:: WHAT THE TASK ASKS ::
Reproduce every record below exactly as written, but leave out any pictures.

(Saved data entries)
-------------------------
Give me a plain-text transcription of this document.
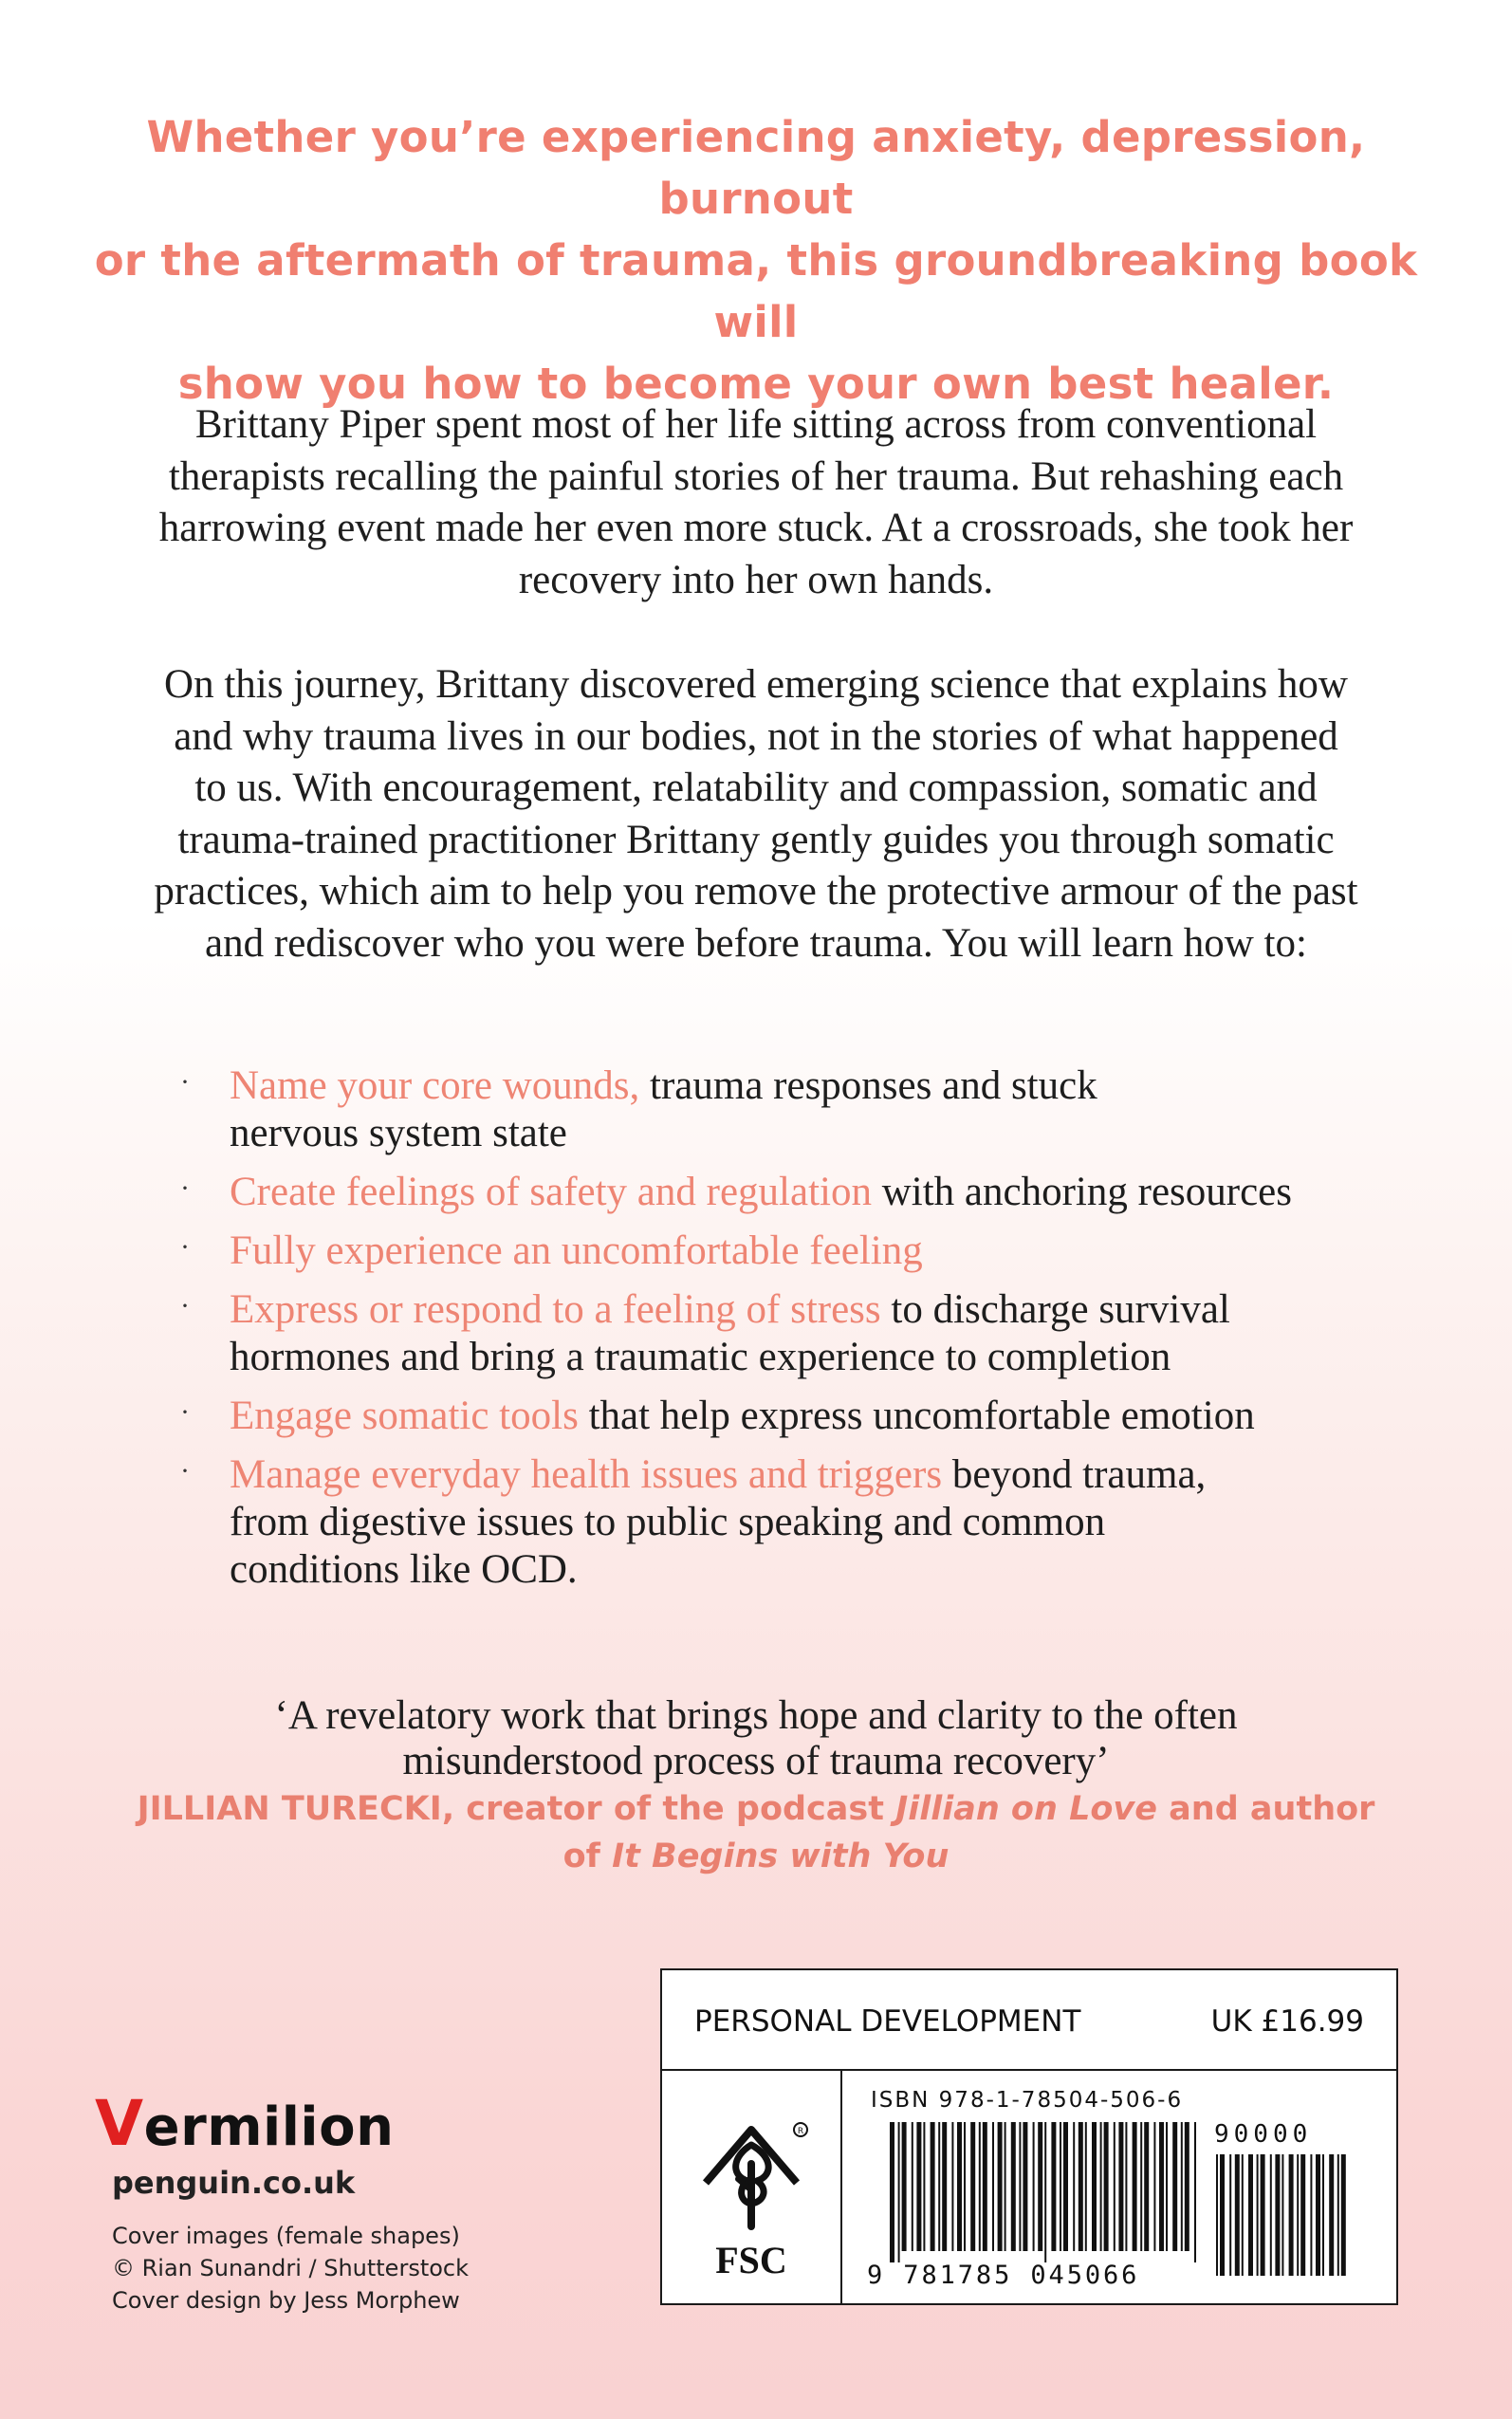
Whether you’re experiencing anxiety, depression, burnout
or the aftermath of trauma, this groundbreaking book will
show you how to become your own best healer.
Brittany Piper spent most of her life sitting across from conventional
therapists recalling the painful stories of her trauma. But rehashing each
harrowing event made her even more stuck. At a crossroads, she took her
recovery into her own hands.
On this journey, Brittany discovered emerging science that explains how
and why trauma lives in our bodies, not in the stories of what happened
to us. With encouragement, relatability and compassion, somatic and
trauma-trained practitioner Brittany gently guides you through somatic
practices, which aim to help you remove the protective armour of the past
and rediscover who you were before trauma. You will learn how to:
· Name your core wounds, trauma responses and stuck
nervous system state
· Create feelings of safety and regulation with anchoring resources
· Fully experience an uncomfortable feeling
· Express or respond to a feeling of stress to discharge survival
hormones and bring a traumatic experience to completion
· Engage somatic tools that help express uncomfortable emotion
· Manage everyday health issues and triggers beyond trauma,
from digestive issues to public speaking and common
conditions like OCD.
‘A revelatory work that brings hope and clarity to the often
misunderstood process of trauma recovery’
JILLIAN TURECKI, creator of the podcast Jillian on Love and author
of It Begins with You
Vermilion
penguin.co.uk
Cover images (female shapes)
© Rian Sunandri / Shutterstock
Cover design by Jess Morphew
PERSONAL DEVELOPMENT	UK £16.99
R
FSC
ISBN 978-1-78504-506-6
9 781785 045066
90000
-------------------------
:: ANSWER IN FULL ::
Give me a plain-text transcription of this document.
Whether you’re experiencing anxiety, depression, burnout
or the aftermath of trauma, this groundbreaking book will
show you how to become your own best healer.
Brittany Piper spent most of her life sitting across from conventional
therapists recalling the painful stories of her trauma. But rehashing each
harrowing event made her even more stuck. At a crossroads, she took her
recovery into her own hands.
On this journey, Brittany discovered emerging science that explains how
and why trauma lives in our bodies, not in the stories of what happened
to us. With encouragement, relatability and compassion, somatic and
trauma-trained practitioner Brittany gently guides you through somatic
practices, which aim to help you remove the protective armour of the past
and rediscover who you were before trauma. You will learn how to:
· Name your core wounds, trauma responses and stuck
nervous system state
· Create feelings of safety and regulation with anchoring resources
· Fully experience an uncomfortable feeling
· Express or respond to a feeling of stress to discharge survival
hormones and bring a traumatic experience to completion
· Engage somatic tools that help express uncomfortable emotion
· Manage everyday health issues and triggers beyond trauma,
from digestive issues to public speaking and common
conditions like OCD.
‘A revelatory work that brings hope and clarity to the often
misunderstood process of trauma recovery’
JILLIAN TURECKI, creator of the podcast Jillian on Love and author
of It Begins with You
Vermilion
penguin.co.uk
Cover images (female shapes)
© Rian Sunandri / Shutterstock
Cover design by Jess Morphew
PERSONAL DEVELOPMENT	UK £16.99
R
FSC
ISBN 978-1-78504-506-6
9 781785 045066
90000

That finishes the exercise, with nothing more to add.